*Exercise description:*
Gather all lines from the material that contain the word "rangkuman".

(Saved data entries)
+++++

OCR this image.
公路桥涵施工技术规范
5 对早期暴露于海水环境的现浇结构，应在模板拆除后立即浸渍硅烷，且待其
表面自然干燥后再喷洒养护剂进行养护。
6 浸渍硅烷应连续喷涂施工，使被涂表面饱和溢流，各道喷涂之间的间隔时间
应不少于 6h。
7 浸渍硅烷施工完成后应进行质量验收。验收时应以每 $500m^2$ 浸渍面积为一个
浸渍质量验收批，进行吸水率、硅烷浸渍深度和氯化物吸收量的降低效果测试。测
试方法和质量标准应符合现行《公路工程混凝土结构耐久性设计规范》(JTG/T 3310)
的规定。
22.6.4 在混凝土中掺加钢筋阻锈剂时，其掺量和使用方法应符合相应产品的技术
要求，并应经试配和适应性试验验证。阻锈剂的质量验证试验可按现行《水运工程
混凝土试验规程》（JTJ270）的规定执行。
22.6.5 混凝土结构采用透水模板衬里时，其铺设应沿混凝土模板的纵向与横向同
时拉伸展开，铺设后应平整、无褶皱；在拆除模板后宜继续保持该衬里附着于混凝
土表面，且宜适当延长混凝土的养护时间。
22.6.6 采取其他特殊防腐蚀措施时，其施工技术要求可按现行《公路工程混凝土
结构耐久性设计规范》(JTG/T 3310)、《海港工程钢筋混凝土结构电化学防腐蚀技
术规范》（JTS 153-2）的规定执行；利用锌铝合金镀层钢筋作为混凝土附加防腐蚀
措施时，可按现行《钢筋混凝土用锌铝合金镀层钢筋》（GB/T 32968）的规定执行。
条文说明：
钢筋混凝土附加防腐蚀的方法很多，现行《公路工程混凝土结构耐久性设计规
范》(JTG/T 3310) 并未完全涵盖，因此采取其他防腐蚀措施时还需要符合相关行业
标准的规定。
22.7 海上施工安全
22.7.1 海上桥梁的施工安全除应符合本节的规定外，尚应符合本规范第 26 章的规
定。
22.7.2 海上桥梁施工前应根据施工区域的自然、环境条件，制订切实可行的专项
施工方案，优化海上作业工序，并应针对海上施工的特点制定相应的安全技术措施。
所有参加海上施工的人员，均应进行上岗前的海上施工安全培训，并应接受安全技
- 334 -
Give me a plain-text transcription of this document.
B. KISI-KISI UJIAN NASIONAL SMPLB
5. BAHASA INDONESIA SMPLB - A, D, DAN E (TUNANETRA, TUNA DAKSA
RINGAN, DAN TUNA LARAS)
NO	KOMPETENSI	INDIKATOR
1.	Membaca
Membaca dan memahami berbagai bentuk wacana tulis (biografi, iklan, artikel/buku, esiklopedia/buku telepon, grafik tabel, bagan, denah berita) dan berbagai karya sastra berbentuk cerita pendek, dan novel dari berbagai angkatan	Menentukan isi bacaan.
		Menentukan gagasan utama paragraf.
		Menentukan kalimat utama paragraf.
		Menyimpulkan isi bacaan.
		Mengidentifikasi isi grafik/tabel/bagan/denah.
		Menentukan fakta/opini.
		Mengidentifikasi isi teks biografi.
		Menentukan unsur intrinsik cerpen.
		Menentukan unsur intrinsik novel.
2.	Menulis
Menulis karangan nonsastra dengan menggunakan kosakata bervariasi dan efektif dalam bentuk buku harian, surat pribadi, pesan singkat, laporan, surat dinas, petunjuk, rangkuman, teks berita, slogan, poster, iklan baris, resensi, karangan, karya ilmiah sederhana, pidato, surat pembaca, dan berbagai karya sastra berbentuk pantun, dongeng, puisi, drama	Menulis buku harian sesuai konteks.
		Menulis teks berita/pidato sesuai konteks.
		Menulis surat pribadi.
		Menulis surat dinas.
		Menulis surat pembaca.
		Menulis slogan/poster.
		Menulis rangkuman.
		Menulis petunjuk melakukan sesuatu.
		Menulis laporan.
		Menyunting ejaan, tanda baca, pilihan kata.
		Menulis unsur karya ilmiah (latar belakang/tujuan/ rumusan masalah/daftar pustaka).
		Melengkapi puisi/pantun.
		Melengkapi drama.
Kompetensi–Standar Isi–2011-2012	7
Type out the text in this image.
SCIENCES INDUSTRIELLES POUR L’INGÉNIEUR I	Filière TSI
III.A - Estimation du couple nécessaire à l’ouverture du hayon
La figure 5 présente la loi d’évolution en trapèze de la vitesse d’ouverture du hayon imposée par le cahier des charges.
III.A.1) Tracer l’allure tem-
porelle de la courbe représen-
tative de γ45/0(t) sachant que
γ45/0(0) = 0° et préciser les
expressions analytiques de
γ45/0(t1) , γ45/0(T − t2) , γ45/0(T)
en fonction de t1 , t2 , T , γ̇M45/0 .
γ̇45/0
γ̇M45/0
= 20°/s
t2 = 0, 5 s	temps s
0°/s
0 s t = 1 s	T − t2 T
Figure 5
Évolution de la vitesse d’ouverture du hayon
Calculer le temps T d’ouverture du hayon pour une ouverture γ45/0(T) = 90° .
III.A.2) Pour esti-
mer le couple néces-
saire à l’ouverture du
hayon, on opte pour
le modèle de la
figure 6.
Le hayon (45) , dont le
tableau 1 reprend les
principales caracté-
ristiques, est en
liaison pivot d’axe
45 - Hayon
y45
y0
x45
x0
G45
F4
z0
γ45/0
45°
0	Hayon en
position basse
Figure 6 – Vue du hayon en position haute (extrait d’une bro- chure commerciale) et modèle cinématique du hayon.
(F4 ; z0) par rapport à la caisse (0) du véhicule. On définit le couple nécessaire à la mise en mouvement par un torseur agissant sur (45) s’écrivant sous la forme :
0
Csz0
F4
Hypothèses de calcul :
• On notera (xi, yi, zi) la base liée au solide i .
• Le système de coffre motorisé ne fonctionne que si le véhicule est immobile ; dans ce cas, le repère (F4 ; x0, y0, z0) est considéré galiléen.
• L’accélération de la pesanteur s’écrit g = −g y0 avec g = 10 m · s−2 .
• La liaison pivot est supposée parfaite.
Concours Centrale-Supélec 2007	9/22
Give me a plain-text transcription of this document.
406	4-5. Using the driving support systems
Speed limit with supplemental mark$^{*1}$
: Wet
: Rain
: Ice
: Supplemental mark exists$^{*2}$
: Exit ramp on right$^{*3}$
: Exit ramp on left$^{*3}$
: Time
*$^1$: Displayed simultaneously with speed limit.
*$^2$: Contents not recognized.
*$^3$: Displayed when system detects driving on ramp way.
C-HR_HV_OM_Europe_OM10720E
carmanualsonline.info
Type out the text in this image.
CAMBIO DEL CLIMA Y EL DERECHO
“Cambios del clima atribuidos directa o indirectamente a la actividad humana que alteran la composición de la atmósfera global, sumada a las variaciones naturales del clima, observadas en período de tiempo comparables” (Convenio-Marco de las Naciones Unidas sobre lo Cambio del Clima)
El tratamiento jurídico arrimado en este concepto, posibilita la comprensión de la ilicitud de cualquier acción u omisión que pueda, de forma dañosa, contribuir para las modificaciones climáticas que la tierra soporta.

+++++

*Output of the exercise:*
Menulis karangan nonsastra dengan menggunakan kosakata bervariasi dan efektif dalam bentuk buku harian, surat pribadi, pesan singkat, laporan, surat dinas, petunjuk, rangkuman, teks berita, slogan, poster, iklan baris, resensi, karangan, karya ilmiah sederhana, pidato, surat pembaca, dan berbagai karya sastra berbentuk pantun, dongeng, puisi, drama	Menulis buku harian sesuai konteks.
		Menulis rangkuman.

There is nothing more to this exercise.